Begin Stored rows

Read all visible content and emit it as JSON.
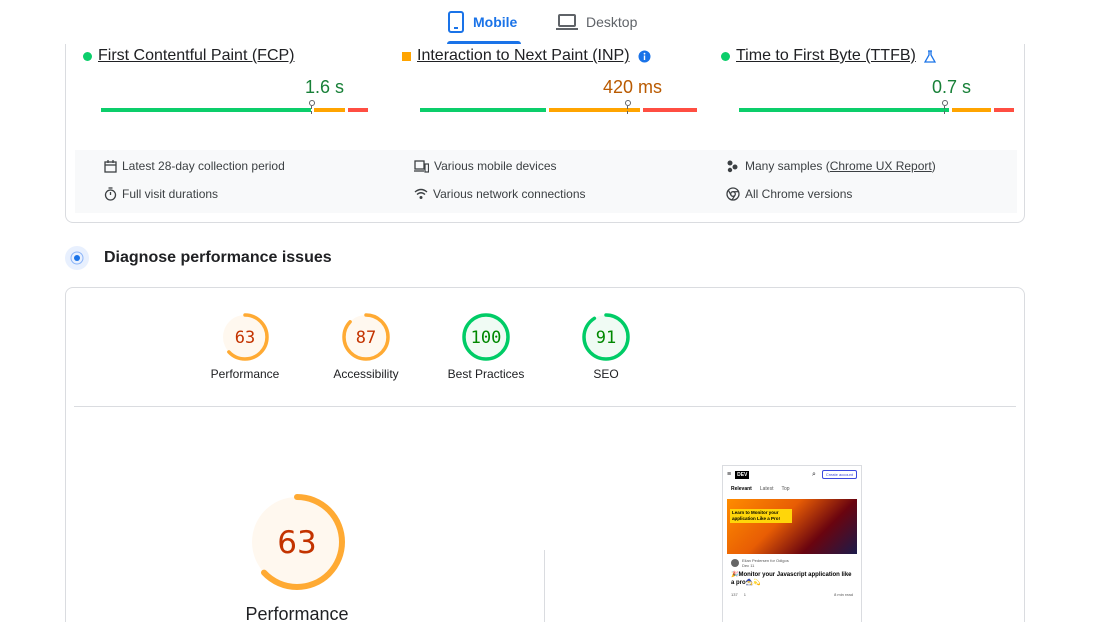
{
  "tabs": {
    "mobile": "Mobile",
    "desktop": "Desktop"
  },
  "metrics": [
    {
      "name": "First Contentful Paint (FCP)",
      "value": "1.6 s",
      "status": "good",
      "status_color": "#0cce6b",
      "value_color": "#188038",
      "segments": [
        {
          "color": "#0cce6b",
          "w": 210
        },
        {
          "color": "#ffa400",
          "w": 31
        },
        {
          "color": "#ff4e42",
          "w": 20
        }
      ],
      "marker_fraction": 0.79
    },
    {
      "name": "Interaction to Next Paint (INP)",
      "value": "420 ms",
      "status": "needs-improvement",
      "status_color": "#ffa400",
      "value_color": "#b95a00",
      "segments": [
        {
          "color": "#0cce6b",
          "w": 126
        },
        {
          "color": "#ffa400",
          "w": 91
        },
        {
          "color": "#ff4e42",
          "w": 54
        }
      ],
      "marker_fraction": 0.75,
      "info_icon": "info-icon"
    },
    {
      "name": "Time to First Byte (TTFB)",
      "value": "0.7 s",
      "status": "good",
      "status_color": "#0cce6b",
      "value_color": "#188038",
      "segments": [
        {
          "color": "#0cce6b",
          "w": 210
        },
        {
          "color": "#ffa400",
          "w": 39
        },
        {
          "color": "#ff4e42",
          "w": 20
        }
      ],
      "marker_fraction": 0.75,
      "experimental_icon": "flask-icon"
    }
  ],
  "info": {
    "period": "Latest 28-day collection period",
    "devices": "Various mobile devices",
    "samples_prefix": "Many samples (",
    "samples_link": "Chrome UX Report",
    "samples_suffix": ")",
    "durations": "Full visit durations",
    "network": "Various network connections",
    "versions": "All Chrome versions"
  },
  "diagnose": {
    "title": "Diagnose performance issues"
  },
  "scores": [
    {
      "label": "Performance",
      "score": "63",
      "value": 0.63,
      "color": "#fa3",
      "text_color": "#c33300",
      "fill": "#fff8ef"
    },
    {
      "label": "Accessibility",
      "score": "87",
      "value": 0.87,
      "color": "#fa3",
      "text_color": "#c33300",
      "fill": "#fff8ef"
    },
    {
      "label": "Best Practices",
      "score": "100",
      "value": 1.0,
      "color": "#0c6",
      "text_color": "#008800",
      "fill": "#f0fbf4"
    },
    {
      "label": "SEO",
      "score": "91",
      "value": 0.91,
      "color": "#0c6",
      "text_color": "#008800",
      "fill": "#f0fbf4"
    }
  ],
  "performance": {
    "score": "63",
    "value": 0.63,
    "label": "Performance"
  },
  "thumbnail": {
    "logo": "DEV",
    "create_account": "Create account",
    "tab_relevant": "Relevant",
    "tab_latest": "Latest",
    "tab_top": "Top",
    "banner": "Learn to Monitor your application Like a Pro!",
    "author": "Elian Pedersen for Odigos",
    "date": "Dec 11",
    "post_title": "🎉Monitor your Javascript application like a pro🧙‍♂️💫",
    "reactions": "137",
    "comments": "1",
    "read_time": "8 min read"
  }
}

End Stored rows
Begin Stored rows

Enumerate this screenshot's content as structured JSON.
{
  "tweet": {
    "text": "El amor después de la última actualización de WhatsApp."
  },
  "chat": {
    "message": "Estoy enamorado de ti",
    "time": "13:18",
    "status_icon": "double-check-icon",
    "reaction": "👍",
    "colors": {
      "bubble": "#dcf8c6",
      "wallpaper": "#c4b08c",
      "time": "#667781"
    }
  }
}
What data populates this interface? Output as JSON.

End Stored rows

Task to complete: Retype precisely, and only, the span of lines that opens at the line containing "Enumerate this screenshot's" and closes at the line containing "What data populates", both inclusive.

Response for this exercise:
Enumerate this screenshot's content as structured JSON.
{
  "tweet": {
    "text": "El amor después de la última actualización de WhatsApp."
  },
  "chat": {
    "message": "Estoy enamorado de ti",
    "time": "13:18",
    "status_icon": "double-check-icon",
    "reaction": "👍",
    "colors": {
      "bubble": "#dcf8c6",
      "wallpaper": "#c4b08c",
      "time": "#667781"
    }
  }
}
What data populates this interface? Output as JSON.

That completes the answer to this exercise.